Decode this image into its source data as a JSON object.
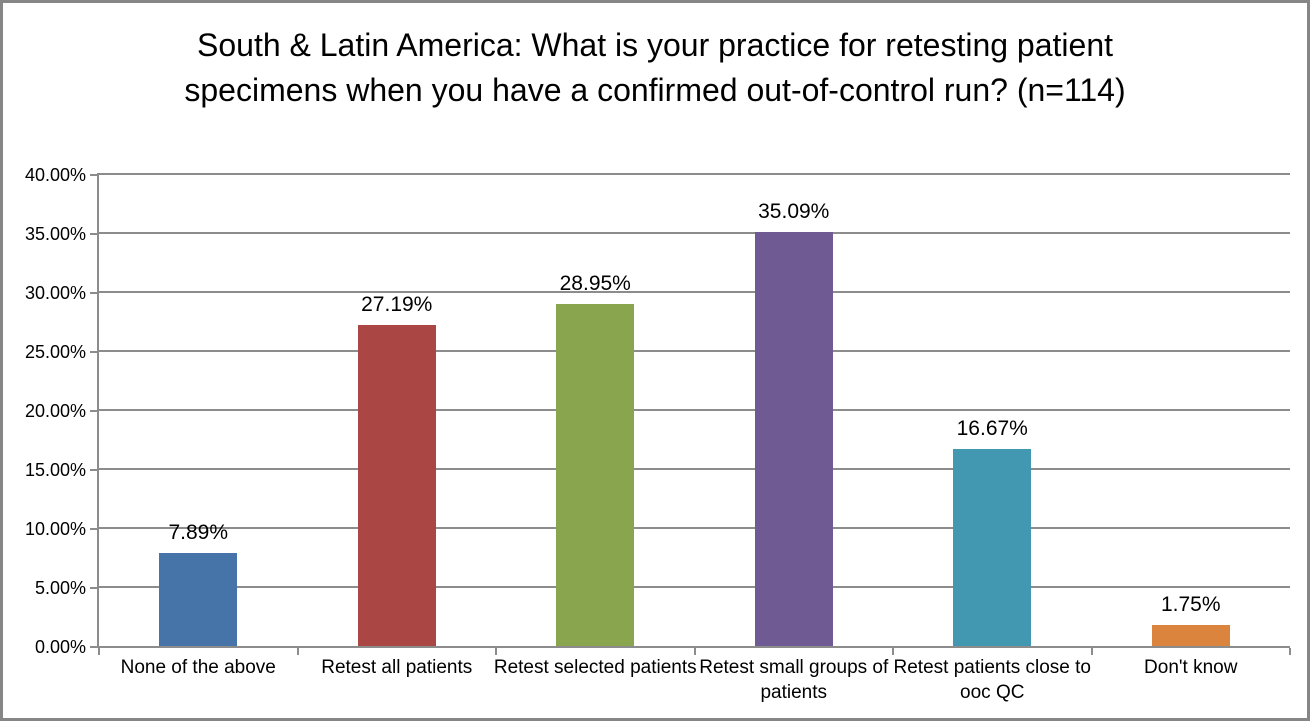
{
  "chart_data": {
    "type": "bar",
    "title": "South & Latin America: What is your practice for retesting patient specimens when you have a confirmed out-of-control run? (n=114)",
    "categories": [
      "None of the above",
      "Retest all patients",
      "Retest selected patients",
      "Retest small groups of patients",
      "Retest patients close to ooc QC",
      "Don't know"
    ],
    "values": [
      7.89,
      27.19,
      28.95,
      35.09,
      16.67,
      1.75
    ],
    "value_labels": [
      "7.89%",
      "27.19%",
      "28.95%",
      "35.09%",
      "16.67%",
      "1.75%"
    ],
    "bar_colors": [
      "#4673A8",
      "#AA4643",
      "#89A54E",
      "#705A94",
      "#4198B0",
      "#DB843D"
    ],
    "xlabel": "",
    "ylabel": "",
    "ylim": [
      0,
      40
    ],
    "yticks": [
      0,
      5,
      10,
      15,
      20,
      25,
      30,
      35,
      40
    ],
    "ytick_labels": [
      "0.00%",
      "5.00%",
      "10.00%",
      "15.00%",
      "20.00%",
      "25.00%",
      "30.00%",
      "35.00%",
      "40.00%"
    ],
    "grid": true,
    "legend": "none"
  },
  "colors": {
    "gridline": "#8C8C8C",
    "axis": "#8C8C8C",
    "frame": "#868686",
    "background": "#FFFFFF",
    "text": "#000000"
  }
}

——————

- _Problem to solve_
Pictures are to be left out. Otherwise, copy the material above exactly.

- _Your solution_
Decode this image into its source data as a JSON object.
{
  "chart_data": {
    "type": "bar",
    "title": "South & Latin America: What is your practice for retesting patient specimens when you have a confirmed out-of-control run? (n=114)",
    "categories": [
      "None of the above",
      "Retest all patients",
      "Retest selected patients",
      "Retest small groups of patients",
      "Retest patients close to ooc QC",
      "Don't know"
    ],
    "values": [
      7.89,
      27.19,
      28.95,
      35.09,
      16.67,
      1.75
    ],
    "value_labels": [
      "7.89%",
      "27.19%",
      "28.95%",
      "35.09%",
      "16.67%",
      "1.75%"
    ],
    "bar_colors": [
      "#4673A8",
      "#AA4643",
      "#89A54E",
      "#705A94",
      "#4198B0",
      "#DB843D"
    ],
    "xlabel": "",
    "ylabel": "",
    "ylim": [
      0,
      40
    ],
    "yticks": [
      0,
      5,
      10,
      15,
      20,
      25,
      30,
      35,
      40
    ],
    "ytick_labels": [
      "0.00%",
      "5.00%",
      "10.00%",
      "15.00%",
      "20.00%",
      "25.00%",
      "30.00%",
      "35.00%",
      "40.00%"
    ],
    "grid": true,
    "legend": "none"
  },
  "colors": {
    "gridline": "#8C8C8C",
    "axis": "#8C8C8C",
    "frame": "#868686",
    "background": "#FFFFFF",
    "text": "#000000"
  }
}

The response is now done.